## Task brief
Please locate every line in the data below that contains the string "window", matching case exactly, and copy each of those lines.

## Data listing

- - - -

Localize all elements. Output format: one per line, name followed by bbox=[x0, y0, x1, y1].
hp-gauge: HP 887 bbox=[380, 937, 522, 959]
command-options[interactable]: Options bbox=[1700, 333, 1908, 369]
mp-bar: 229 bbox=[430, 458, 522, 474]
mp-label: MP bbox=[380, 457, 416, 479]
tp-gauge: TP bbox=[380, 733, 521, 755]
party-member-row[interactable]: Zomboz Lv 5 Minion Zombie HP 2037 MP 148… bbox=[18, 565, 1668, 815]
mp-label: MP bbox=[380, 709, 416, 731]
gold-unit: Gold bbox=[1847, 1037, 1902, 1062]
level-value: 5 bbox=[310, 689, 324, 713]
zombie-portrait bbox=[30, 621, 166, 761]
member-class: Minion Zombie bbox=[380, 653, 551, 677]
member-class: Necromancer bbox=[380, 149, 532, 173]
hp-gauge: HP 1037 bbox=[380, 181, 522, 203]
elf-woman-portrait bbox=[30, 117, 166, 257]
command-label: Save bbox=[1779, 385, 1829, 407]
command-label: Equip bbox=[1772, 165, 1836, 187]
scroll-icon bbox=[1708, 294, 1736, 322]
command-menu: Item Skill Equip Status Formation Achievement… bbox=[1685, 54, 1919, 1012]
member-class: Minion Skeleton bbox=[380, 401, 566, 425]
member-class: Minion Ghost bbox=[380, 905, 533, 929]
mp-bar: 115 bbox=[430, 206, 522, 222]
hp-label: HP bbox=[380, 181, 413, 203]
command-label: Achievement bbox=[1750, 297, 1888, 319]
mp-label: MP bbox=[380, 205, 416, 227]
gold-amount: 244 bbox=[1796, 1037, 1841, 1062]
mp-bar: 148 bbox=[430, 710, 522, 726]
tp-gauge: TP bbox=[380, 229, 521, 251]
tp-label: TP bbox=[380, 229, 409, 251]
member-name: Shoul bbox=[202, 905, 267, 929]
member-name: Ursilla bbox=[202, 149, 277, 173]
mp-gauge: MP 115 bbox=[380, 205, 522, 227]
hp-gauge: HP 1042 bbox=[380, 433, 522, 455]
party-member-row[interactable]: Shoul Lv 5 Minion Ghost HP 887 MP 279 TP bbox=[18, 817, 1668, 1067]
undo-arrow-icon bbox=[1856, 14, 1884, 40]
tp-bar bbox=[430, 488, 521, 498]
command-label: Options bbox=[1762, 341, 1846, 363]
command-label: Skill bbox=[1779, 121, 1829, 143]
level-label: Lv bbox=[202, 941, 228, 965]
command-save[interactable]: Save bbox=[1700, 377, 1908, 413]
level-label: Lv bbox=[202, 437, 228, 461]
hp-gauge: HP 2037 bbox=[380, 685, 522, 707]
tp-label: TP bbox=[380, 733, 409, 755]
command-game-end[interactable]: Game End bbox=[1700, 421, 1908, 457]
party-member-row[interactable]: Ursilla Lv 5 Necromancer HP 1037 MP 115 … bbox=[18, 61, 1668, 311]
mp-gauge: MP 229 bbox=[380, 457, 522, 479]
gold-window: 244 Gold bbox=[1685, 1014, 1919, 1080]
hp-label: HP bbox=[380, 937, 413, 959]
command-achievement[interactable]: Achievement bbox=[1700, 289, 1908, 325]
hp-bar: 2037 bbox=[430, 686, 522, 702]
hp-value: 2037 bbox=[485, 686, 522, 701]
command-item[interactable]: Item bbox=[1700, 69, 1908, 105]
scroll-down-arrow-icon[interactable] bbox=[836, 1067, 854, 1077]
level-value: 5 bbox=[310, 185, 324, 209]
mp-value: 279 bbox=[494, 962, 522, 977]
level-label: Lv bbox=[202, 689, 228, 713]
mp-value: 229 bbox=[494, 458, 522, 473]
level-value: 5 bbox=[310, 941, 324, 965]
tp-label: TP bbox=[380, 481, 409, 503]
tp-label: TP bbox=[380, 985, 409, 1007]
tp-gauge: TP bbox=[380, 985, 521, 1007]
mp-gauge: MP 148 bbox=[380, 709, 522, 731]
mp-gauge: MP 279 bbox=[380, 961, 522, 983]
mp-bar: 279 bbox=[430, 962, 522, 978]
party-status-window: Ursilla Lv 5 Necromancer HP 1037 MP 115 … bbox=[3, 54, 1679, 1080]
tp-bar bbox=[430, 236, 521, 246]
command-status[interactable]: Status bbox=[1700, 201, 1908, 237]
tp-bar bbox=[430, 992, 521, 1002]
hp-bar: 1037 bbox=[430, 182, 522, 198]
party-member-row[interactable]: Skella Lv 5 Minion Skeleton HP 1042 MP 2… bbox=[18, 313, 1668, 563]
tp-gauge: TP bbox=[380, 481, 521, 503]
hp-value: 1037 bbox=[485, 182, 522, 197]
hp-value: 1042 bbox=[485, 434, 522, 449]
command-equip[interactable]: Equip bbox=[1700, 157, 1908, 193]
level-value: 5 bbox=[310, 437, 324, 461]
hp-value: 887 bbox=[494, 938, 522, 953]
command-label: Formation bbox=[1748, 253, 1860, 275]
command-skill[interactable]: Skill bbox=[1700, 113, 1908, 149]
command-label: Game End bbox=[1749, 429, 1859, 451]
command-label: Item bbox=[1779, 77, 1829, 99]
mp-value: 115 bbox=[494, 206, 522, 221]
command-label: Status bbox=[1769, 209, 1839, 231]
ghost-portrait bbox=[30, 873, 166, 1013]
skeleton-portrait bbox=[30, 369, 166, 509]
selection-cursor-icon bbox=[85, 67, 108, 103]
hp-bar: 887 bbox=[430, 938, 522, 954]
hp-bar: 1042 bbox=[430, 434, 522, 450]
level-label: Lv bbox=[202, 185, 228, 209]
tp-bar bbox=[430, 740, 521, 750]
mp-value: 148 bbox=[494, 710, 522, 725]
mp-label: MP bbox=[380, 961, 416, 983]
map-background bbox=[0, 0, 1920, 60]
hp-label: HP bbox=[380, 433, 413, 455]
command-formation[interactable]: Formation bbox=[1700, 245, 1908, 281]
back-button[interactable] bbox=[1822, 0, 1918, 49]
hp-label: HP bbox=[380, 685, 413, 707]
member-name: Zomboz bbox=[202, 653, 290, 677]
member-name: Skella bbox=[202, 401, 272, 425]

- - - -

## Finished task
gold-window: 244 Gold bbox=[1685, 1014, 1919, 1080]
party-status-window: Ursilla Lv 5 Necromancer HP 1037 MP 115 … bbox=[3, 54, 1679, 1080]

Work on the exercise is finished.